[Records for the exercise start]

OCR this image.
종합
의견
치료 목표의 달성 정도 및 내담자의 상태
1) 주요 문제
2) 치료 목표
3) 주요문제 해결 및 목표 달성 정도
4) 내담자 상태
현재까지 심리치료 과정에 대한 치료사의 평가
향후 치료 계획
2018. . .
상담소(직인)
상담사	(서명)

[Records for the exercise end]

To be done ▸ Go back to the listing above and please repeat it exactly.

Full solution ▸
OCR this image.
종합
의견
치료 목표의 달성 정도 및 내담자의 상태
1) 주요 문제
2) 치료 목표
3) 주요문제 해결 및 목표 달성 정도
4) 내담자 상태
현재까지 심리치료 과정에 대한 치료사의 평가
향후 치료 계획
2018. . .
상담소(직인)
상담사	(서명)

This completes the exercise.